| Written problem |
Find each line containing the string "詳しい取扱いは" and return it.
■ ■ ■ ■ ■
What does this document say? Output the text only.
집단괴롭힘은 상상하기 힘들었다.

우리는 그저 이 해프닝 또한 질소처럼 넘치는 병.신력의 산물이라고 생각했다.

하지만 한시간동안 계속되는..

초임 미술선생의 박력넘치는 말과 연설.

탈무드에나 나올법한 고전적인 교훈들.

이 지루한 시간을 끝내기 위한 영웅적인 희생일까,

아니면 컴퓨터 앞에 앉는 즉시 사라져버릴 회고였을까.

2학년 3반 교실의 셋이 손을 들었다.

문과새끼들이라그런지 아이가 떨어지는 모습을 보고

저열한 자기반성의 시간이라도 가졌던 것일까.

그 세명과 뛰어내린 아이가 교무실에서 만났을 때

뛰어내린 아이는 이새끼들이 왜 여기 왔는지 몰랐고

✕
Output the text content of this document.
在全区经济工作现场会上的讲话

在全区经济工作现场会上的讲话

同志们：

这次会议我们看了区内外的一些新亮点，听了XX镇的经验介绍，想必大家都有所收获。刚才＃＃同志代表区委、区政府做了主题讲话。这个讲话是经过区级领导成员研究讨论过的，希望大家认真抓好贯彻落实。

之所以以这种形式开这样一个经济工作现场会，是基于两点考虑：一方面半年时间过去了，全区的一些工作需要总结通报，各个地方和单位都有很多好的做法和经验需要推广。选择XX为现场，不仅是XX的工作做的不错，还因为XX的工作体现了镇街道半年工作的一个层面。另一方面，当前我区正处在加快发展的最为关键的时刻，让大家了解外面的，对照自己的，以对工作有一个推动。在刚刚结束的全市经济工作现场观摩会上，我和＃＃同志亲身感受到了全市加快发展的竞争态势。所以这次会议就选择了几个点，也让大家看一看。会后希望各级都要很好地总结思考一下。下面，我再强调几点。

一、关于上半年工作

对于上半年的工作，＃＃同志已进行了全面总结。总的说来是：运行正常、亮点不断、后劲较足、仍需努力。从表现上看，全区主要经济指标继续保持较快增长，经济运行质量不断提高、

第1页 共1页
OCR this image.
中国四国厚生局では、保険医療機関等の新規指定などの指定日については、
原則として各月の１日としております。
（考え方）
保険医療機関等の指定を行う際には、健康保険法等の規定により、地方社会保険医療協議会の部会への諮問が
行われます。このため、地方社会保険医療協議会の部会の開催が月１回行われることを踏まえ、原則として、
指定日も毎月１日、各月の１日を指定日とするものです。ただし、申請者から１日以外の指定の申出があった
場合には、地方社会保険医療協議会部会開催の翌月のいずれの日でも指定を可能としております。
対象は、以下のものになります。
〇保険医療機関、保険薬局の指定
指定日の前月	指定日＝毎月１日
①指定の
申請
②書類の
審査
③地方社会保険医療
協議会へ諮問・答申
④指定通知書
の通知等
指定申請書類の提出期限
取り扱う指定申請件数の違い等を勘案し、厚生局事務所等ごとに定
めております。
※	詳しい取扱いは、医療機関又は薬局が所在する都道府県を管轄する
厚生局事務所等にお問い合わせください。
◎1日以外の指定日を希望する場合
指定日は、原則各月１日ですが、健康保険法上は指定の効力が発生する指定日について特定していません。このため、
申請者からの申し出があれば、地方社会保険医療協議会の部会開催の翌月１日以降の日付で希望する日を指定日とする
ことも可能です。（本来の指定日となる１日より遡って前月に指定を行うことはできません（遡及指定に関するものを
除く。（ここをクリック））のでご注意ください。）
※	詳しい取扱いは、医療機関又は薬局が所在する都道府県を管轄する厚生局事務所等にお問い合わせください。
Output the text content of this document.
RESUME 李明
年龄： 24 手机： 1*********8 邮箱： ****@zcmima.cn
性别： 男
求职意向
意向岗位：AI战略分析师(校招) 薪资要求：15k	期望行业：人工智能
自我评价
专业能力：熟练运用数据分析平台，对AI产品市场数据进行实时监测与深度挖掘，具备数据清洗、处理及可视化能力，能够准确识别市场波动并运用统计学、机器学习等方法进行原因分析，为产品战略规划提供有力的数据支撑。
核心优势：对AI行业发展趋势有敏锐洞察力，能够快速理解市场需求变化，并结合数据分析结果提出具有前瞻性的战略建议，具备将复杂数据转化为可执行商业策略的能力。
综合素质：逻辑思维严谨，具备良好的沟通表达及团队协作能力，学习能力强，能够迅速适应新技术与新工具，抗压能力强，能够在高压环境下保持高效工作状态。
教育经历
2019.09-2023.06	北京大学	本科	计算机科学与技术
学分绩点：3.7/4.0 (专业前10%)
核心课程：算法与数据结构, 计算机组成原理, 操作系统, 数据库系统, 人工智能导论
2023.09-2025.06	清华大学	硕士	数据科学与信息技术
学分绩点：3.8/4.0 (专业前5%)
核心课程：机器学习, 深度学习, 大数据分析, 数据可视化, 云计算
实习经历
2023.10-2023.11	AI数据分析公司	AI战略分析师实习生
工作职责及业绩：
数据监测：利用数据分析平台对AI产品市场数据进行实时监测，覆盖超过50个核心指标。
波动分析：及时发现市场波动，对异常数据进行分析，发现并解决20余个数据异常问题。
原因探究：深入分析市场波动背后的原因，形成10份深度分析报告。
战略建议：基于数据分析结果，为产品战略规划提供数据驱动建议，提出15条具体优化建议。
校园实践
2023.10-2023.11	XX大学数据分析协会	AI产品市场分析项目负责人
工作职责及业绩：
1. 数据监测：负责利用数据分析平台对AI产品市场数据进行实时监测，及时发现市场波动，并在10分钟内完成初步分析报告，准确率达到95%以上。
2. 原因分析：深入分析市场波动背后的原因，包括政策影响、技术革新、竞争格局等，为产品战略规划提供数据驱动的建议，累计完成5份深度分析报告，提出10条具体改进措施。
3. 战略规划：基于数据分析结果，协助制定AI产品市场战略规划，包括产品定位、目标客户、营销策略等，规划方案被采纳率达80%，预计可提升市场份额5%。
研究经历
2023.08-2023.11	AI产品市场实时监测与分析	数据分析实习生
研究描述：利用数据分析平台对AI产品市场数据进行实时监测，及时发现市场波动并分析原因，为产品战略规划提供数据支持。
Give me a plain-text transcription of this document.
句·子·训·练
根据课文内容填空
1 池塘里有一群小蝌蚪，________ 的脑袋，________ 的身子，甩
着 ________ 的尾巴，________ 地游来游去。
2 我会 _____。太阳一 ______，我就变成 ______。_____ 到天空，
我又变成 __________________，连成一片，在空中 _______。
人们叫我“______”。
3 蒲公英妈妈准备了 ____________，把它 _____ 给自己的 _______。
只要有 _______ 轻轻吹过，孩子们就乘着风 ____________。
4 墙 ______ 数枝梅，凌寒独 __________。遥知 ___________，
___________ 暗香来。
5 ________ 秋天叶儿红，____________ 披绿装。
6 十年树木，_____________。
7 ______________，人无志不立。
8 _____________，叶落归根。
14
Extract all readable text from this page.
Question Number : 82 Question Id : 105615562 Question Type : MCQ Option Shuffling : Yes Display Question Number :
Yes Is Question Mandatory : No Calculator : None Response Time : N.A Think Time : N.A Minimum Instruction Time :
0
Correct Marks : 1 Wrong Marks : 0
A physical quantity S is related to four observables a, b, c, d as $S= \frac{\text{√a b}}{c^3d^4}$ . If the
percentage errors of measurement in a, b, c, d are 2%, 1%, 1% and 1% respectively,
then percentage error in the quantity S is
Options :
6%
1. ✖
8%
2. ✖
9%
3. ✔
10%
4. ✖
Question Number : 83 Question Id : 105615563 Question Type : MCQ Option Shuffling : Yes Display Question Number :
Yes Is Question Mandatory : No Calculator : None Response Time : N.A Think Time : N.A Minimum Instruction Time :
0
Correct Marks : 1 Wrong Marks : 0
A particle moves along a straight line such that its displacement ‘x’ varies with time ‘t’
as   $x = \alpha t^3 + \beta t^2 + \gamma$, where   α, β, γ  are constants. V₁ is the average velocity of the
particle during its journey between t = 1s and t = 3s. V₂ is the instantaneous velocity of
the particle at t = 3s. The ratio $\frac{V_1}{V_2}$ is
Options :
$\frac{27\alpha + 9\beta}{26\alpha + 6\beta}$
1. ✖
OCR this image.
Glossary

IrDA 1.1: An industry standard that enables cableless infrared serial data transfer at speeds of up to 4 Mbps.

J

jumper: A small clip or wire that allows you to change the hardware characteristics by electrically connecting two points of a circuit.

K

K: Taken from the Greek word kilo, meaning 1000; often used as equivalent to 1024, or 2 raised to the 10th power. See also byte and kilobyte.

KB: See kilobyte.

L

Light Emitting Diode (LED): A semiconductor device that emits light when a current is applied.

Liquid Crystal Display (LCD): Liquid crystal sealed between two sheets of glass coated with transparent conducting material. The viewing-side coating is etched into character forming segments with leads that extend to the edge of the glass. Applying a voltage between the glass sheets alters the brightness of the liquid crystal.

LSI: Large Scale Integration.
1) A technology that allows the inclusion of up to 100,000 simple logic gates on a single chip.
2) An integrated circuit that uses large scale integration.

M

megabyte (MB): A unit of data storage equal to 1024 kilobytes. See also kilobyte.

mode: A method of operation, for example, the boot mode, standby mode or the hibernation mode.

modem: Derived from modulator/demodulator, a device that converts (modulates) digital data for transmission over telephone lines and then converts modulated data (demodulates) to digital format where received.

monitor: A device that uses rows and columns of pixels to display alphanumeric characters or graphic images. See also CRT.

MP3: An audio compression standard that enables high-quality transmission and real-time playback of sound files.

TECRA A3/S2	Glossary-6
■ ■ ■ ■ ■
| Solution to this task |
※	詳しい取扱いは、医療機関又は薬局が所在する都道府県を管轄する
※	詳しい取扱いは、医療機関又は薬局が所在する都道府県を管轄する厚生局事務所等にお問い合わせください。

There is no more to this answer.